→ **Stated task**
Copy out every line exactly as given.

→ **Entries shown**
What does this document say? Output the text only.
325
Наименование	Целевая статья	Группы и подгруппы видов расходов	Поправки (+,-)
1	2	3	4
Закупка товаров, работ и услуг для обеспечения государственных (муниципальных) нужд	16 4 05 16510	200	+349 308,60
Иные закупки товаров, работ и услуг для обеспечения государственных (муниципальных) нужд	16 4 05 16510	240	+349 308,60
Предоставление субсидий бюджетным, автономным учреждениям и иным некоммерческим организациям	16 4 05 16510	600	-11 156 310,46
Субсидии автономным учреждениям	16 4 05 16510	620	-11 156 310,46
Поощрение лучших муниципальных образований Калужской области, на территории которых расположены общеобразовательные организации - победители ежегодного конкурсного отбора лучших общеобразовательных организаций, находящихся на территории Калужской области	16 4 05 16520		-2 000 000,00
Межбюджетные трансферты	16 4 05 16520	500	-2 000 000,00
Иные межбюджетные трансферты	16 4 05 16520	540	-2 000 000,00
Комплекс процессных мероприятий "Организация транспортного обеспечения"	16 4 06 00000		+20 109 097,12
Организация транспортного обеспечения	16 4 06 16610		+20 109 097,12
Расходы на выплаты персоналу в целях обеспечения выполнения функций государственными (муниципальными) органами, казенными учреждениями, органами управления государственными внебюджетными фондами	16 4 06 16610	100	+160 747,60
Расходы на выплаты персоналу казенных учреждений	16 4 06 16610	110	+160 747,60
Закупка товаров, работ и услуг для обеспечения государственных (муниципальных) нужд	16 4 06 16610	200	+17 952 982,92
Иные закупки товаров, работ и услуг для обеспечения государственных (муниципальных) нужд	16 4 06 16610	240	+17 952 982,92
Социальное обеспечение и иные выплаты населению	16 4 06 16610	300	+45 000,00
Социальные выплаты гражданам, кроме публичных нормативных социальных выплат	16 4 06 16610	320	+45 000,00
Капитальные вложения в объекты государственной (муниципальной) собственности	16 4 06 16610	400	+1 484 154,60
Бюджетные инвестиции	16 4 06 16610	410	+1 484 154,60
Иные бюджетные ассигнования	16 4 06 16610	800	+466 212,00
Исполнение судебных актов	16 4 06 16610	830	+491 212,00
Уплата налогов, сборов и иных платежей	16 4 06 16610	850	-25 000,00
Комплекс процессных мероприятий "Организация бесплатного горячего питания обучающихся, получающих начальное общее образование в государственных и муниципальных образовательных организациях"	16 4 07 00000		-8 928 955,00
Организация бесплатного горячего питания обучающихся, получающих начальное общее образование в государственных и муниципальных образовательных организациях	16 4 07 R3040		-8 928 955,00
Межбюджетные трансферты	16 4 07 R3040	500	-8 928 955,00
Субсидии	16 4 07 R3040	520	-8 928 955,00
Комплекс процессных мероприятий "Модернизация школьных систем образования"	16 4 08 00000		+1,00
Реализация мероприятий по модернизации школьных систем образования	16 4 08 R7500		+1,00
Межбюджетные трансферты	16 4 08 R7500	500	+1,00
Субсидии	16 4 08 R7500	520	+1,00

→ **The response**
What does this document say? Output the text only.
325
Наименование	Целевая статья	Группы и подгруппы видов расходов	Поправки (+,-)
1	2	3	4
Закупка товаров, работ и услуг для обеспечения государственных (муниципальных) нужд	16 4 05 16510	200	+349 308,60
Иные закупки товаров, работ и услуг для обеспечения государственных (муниципальных) нужд	16 4 05 16510	240	+349 308,60
Предоставление субсидий бюджетным, автономным учреждениям и иным некоммерческим организациям	16 4 05 16510	600	-11 156 310,46
Субсидии автономным учреждениям	16 4 05 16510	620	-11 156 310,46
Поощрение лучших муниципальных образований Калужской области, на территории которых расположены общеобразовательные организации - победители ежегодного конкурсного отбора лучших общеобразовательных организаций, находящихся на территории Калужской области	16 4 05 16520		-2 000 000,00
Межбюджетные трансферты	16 4 05 16520	500	-2 000 000,00
Иные межбюджетные трансферты	16 4 05 16520	540	-2 000 000,00
Комплекс процессных мероприятий "Организация транспортного обеспечения"	16 4 06 00000		+20 109 097,12
Организация транспортного обеспечения	16 4 06 16610		+20 109 097,12
Расходы на выплаты персоналу в целях обеспечения выполнения функций государственными (муниципальными) органами, казенными учреждениями, органами управления государственными внебюджетными фондами	16 4 06 16610	100	+160 747,60
Расходы на выплаты персоналу казенных учреждений	16 4 06 16610	110	+160 747,60
Закупка товаров, работ и услуг для обеспечения государственных (муниципальных) нужд	16 4 06 16610	200	+17 952 982,92
Иные закупки товаров, работ и услуг для обеспечения государственных (муниципальных) нужд	16 4 06 16610	240	+17 952 982,92
Социальное обеспечение и иные выплаты населению	16 4 06 16610	300	+45 000,00
Социальные выплаты гражданам, кроме публичных нормативных социальных выплат	16 4 06 16610	320	+45 000,00
Капитальные вложения в объекты государственной (муниципальной) собственности	16 4 06 16610	400	+1 484 154,60
Бюджетные инвестиции	16 4 06 16610	410	+1 484 154,60
Иные бюджетные ассигнования	16 4 06 16610	800	+466 212,00
Исполнение судебных актов	16 4 06 16610	830	+491 212,00
Уплата налогов, сборов и иных платежей	16 4 06 16610	850	-25 000,00
Комплекс процессных мероприятий "Организация бесплатного горячего питания обучающихся, получающих начальное общее образование в государственных и муниципальных образовательных организациях"	16 4 07 00000		-8 928 955,00
Организация бесплатного горячего питания обучающихся, получающих начальное общее образование в государственных и муниципальных образовательных организациях	16 4 07 R3040		-8 928 955,00
Межбюджетные трансферты	16 4 07 R3040	500	-8 928 955,00
Субсидии	16 4 07 R3040	520	-8 928 955,00
Комплекс процессных мероприятий "Модернизация школьных систем образования"	16 4 08 00000		+1,00
Реализация мероприятий по модернизации школьных систем образования	16 4 08 R7500		+1,00
Межбюджетные трансферты	16 4 08 R7500	500	+1,00
Субсидии	16 4 08 R7500	520	+1,00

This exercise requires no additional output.